>>>

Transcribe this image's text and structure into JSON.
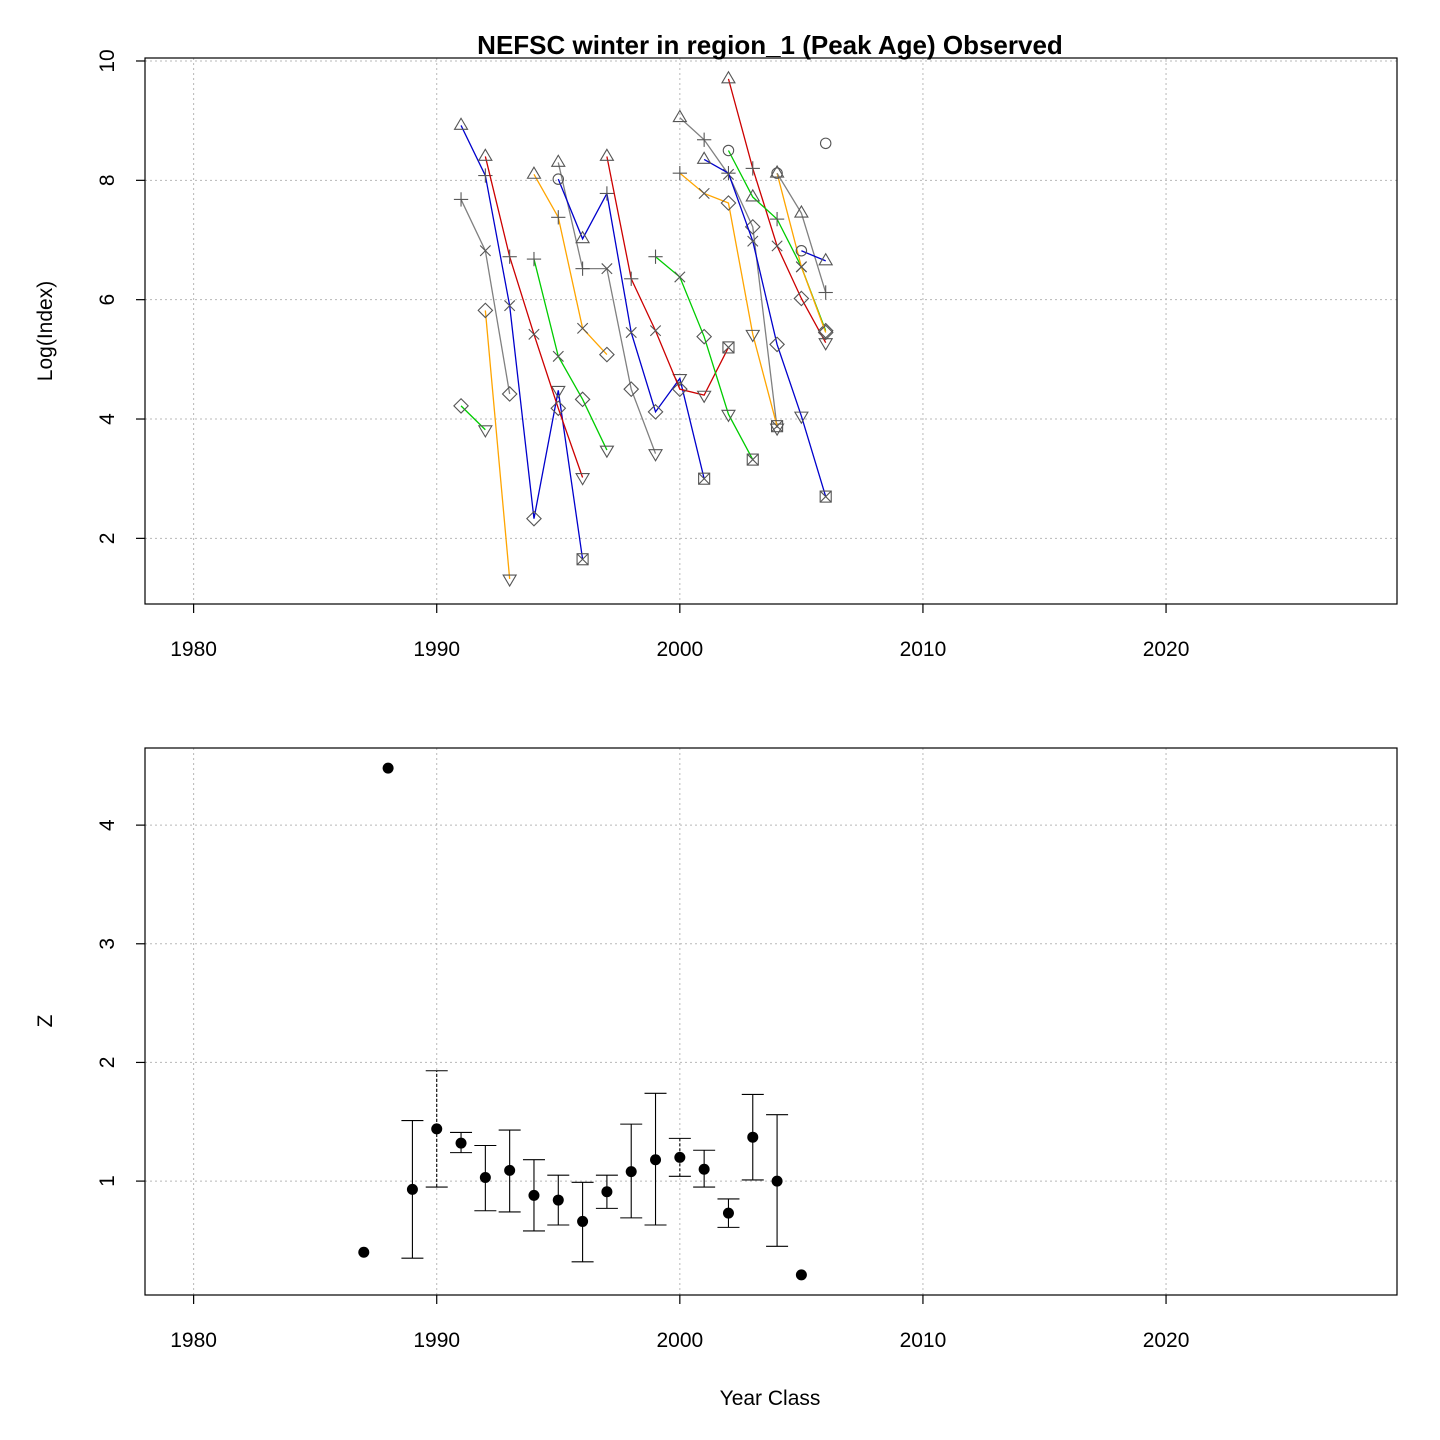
{
  "chart_data": [
    {
      "type": "line",
      "title": "NEFSC winter in region_1 (Peak Age) Observed",
      "xlabel": "",
      "ylabel": "Log(Index)",
      "xlim": [
        1978,
        2029.5
      ],
      "ylim": [
        0.9,
        10.05
      ],
      "xticks": [
        "1980",
        "1990",
        "2000",
        "2010",
        "2020"
      ],
      "yticks": [
        "2",
        "4",
        "6",
        "8",
        "10"
      ],
      "grid": true,
      "series": [
        {
          "color": "#00cc00",
          "points": [
            {
              "x": 1991,
              "y": 4.22,
              "m": "diamond"
            },
            {
              "x": 1992,
              "y": 3.82,
              "m": "tridown"
            }
          ]
        },
        {
          "color": "#808080",
          "points": [
            {
              "x": 1991,
              "y": 7.68,
              "m": "plus"
            },
            {
              "x": 1992,
              "y": 6.82,
              "m": "cross"
            },
            {
              "x": 1993,
              "y": 4.42,
              "m": "diamond"
            }
          ]
        },
        {
          "color": "#0000cc",
          "points": [
            {
              "x": 1991,
              "y": 8.92,
              "m": "triangle"
            },
            {
              "x": 1992,
              "y": 8.08,
              "m": "plus"
            },
            {
              "x": 1993,
              "y": 5.9,
              "m": "cross"
            },
            {
              "x": 1994,
              "y": 2.33,
              "m": "diamond"
            },
            {
              "x": 1995,
              "y": 4.48,
              "m": "tridown"
            },
            {
              "x": 1996,
              "y": 1.65,
              "m": "boxx"
            }
          ]
        },
        {
          "color": "#ffa500",
          "points": [
            {
              "x": 1992,
              "y": 5.82,
              "m": "diamond"
            },
            {
              "x": 1993,
              "y": 1.32,
              "m": "tridown"
            }
          ]
        },
        {
          "color": "#cc0000",
          "points": [
            {
              "x": 1992,
              "y": 8.4,
              "m": "triangle"
            },
            {
              "x": 1993,
              "y": 6.72,
              "m": "plus"
            },
            {
              "x": 1994,
              "y": 5.42,
              "m": "cross"
            },
            {
              "x": 1995,
              "y": 4.18,
              "m": "diamond"
            },
            {
              "x": 1996,
              "y": 3.02,
              "m": "tridown"
            }
          ]
        },
        {
          "color": "#00cc00",
          "points": [
            {
              "x": 1994,
              "y": 6.68,
              "m": "plus"
            },
            {
              "x": 1995,
              "y": 5.05,
              "m": "cross"
            },
            {
              "x": 1996,
              "y": 4.33,
              "m": "diamond"
            },
            {
              "x": 1997,
              "y": 3.48,
              "m": "tridown"
            }
          ]
        },
        {
          "color": "#ffa500",
          "points": [
            {
              "x": 1994,
              "y": 8.1,
              "m": "triangle"
            },
            {
              "x": 1995,
              "y": 7.38,
              "m": "plus"
            },
            {
              "x": 1996,
              "y": 5.52,
              "m": "cross"
            },
            {
              "x": 1997,
              "y": 5.08,
              "m": "diamond"
            }
          ]
        },
        {
          "color": "#808080",
          "points": [
            {
              "x": 1995,
              "y": 8.3,
              "m": "triangle"
            },
            {
              "x": 1996,
              "y": 6.52,
              "m": "plus"
            },
            {
              "x": 1997,
              "y": 6.52,
              "m": "cross"
            },
            {
              "x": 1998,
              "y": 4.5,
              "m": "diamond"
            },
            {
              "x": 1999,
              "y": 3.42,
              "m": "tridown"
            }
          ]
        },
        {
          "color": "#0000cc",
          "points": [
            {
              "x": 1995,
              "y": 8.02,
              "m": "circle"
            },
            {
              "x": 1996,
              "y": 7.02,
              "m": "triangle"
            },
            {
              "x": 1997,
              "y": 7.78,
              "m": "plus"
            },
            {
              "x": 1998,
              "y": 5.45,
              "m": "cross"
            },
            {
              "x": 1999,
              "y": 4.12,
              "m": "diamond"
            },
            {
              "x": 2000,
              "y": 4.68,
              "m": "tridown"
            },
            {
              "x": 2001,
              "y": 3.0,
              "m": "boxx"
            }
          ]
        },
        {
          "color": "#cc0000",
          "points": [
            {
              "x": 1997,
              "y": 8.4,
              "m": "triangle"
            },
            {
              "x": 1998,
              "y": 6.35,
              "m": "plus"
            },
            {
              "x": 1999,
              "y": 5.48,
              "m": "cross"
            },
            {
              "x": 2000,
              "y": 4.5,
              "m": "diamond"
            },
            {
              "x": 2001,
              "y": 4.4,
              "m": "tridown"
            },
            {
              "x": 2002,
              "y": 5.2,
              "m": "boxx"
            }
          ]
        },
        {
          "color": "#00cc00",
          "points": [
            {
              "x": 1999,
              "y": 6.72,
              "m": "plus"
            },
            {
              "x": 2000,
              "y": 6.38,
              "m": "cross"
            },
            {
              "x": 2001,
              "y": 5.38,
              "m": "diamond"
            },
            {
              "x": 2002,
              "y": 4.08,
              "m": "tridown"
            },
            {
              "x": 2003,
              "y": 3.32,
              "m": "boxx"
            }
          ]
        },
        {
          "color": "#808080",
          "points": [
            {
              "x": 2000,
              "y": 9.05,
              "m": "triangle"
            },
            {
              "x": 2001,
              "y": 8.68,
              "m": "plus"
            },
            {
              "x": 2002,
              "y": 8.1,
              "m": "cross"
            },
            {
              "x": 2003,
              "y": 7.22,
              "m": "diamond"
            },
            {
              "x": 2004,
              "y": 3.85,
              "m": "tridown"
            }
          ]
        },
        {
          "color": "#ffa500",
          "points": [
            {
              "x": 2000,
              "y": 8.12,
              "m": "plus"
            },
            {
              "x": 2001,
              "y": 7.78,
              "m": "cross"
            },
            {
              "x": 2002,
              "y": 7.62,
              "m": "diamond"
            },
            {
              "x": 2003,
              "y": 5.42,
              "m": "tridown"
            },
            {
              "x": 2004,
              "y": 3.88,
              "m": "boxx"
            }
          ]
        },
        {
          "color": "#0000cc",
          "points": [
            {
              "x": 2001,
              "y": 8.35,
              "m": "triangle"
            },
            {
              "x": 2002,
              "y": 8.12,
              "m": "plus"
            },
            {
              "x": 2003,
              "y": 6.98,
              "m": "cross"
            },
            {
              "x": 2004,
              "y": 5.25,
              "m": "diamond"
            },
            {
              "x": 2005,
              "y": 4.05,
              "m": "tridown"
            },
            {
              "x": 2006,
              "y": 2.7,
              "m": "boxx"
            }
          ]
        },
        {
          "color": "#cc0000",
          "points": [
            {
              "x": 2002,
              "y": 9.7,
              "m": "triangle"
            },
            {
              "x": 2003,
              "y": 8.2,
              "m": "plus"
            },
            {
              "x": 2004,
              "y": 6.9,
              "m": "cross"
            },
            {
              "x": 2005,
              "y": 6.02,
              "m": "diamond"
            },
            {
              "x": 2006,
              "y": 5.28,
              "m": "tridown"
            }
          ]
        },
        {
          "color": "#00cc00",
          "points": [
            {
              "x": 2002,
              "y": 8.5,
              "m": "circle"
            },
            {
              "x": 2003,
              "y": 7.72,
              "m": "triangle"
            },
            {
              "x": 2004,
              "y": 7.35,
              "m": "plus"
            },
            {
              "x": 2005,
              "y": 6.55,
              "m": "cross"
            },
            {
              "x": 2006,
              "y": 5.48,
              "m": "diamond"
            }
          ]
        },
        {
          "color": "#ffa500",
          "points": [
            {
              "x": 2004,
              "y": 8.12,
              "m": "circle"
            },
            {
              "x": 2005,
              "y": 6.55,
              "m": "cross"
            },
            {
              "x": 2006,
              "y": 5.45,
              "m": "diamond"
            }
          ]
        },
        {
          "color": "#808080",
          "points": [
            {
              "x": 2004,
              "y": 8.12,
              "m": "triangle"
            },
            {
              "x": 2005,
              "y": 7.45,
              "m": "triangle"
            },
            {
              "x": 2006,
              "y": 6.12,
              "m": "plus"
            }
          ]
        },
        {
          "color": "#0000cc",
          "points": [
            {
              "x": 2005,
              "y": 6.82,
              "m": "circle"
            },
            {
              "x": 2006,
              "y": 6.65,
              "m": "triangle"
            }
          ]
        },
        {
          "color": "#808080",
          "points": [
            {
              "x": 2006,
              "y": 8.62,
              "m": "circle"
            }
          ]
        }
      ]
    },
    {
      "type": "scatter",
      "title": "",
      "xlabel": "Year Class",
      "ylabel": "Z",
      "xlim": [
        1978,
        2029.5
      ],
      "ylim": [
        0.04,
        4.65
      ],
      "xticks": [
        "1980",
        "1990",
        "2000",
        "2010",
        "2020"
      ],
      "yticks": [
        "1",
        "2",
        "3",
        "4"
      ],
      "grid": true,
      "points": [
        {
          "x": 1987,
          "y": 0.4
        },
        {
          "x": 1988,
          "y": 4.48
        },
        {
          "x": 1989,
          "y": 0.93,
          "lo": 0.35,
          "hi": 1.51
        },
        {
          "x": 1990,
          "y": 1.44,
          "lo": 0.95,
          "hi": 1.93,
          "dashed": true
        },
        {
          "x": 1991,
          "y": 1.32,
          "lo": 1.24,
          "hi": 1.41
        },
        {
          "x": 1992,
          "y": 1.03,
          "lo": 0.75,
          "hi": 1.3
        },
        {
          "x": 1993,
          "y": 1.09,
          "lo": 0.74,
          "hi": 1.43
        },
        {
          "x": 1994,
          "y": 0.88,
          "lo": 0.58,
          "hi": 1.18
        },
        {
          "x": 1995,
          "y": 0.84,
          "lo": 0.63,
          "hi": 1.05
        },
        {
          "x": 1996,
          "y": 0.66,
          "lo": 0.32,
          "hi": 0.99
        },
        {
          "x": 1997,
          "y": 0.91,
          "lo": 0.77,
          "hi": 1.05
        },
        {
          "x": 1998,
          "y": 1.08,
          "lo": 0.69,
          "hi": 1.48
        },
        {
          "x": 1999,
          "y": 1.18,
          "lo": 0.63,
          "hi": 1.74
        },
        {
          "x": 2000,
          "y": 1.2,
          "lo": 1.04,
          "hi": 1.36,
          "dashed": true
        },
        {
          "x": 2001,
          "y": 1.1,
          "lo": 0.95,
          "hi": 1.26
        },
        {
          "x": 2002,
          "y": 0.73,
          "lo": 0.61,
          "hi": 0.85
        },
        {
          "x": 2003,
          "y": 1.37,
          "lo": 1.01,
          "hi": 1.73
        },
        {
          "x": 2004,
          "y": 1.0,
          "lo": 0.45,
          "hi": 1.56
        },
        {
          "x": 2005,
          "y": 0.21
        }
      ]
    }
  ]
}
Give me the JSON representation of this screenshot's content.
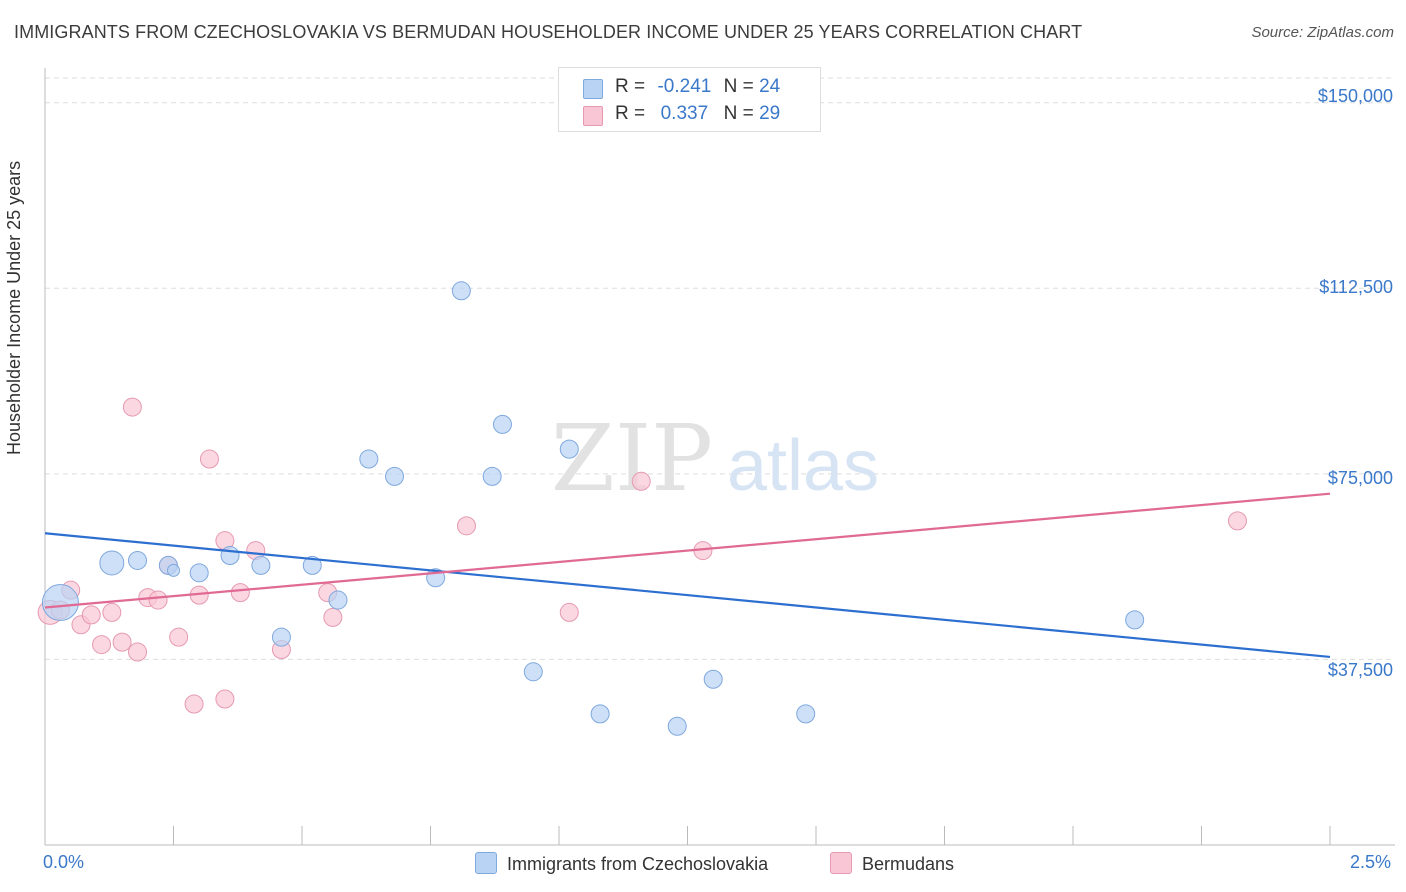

<<<

The answer is the number of lines in the preceding material that hold "this"; write that number and nothing else.

2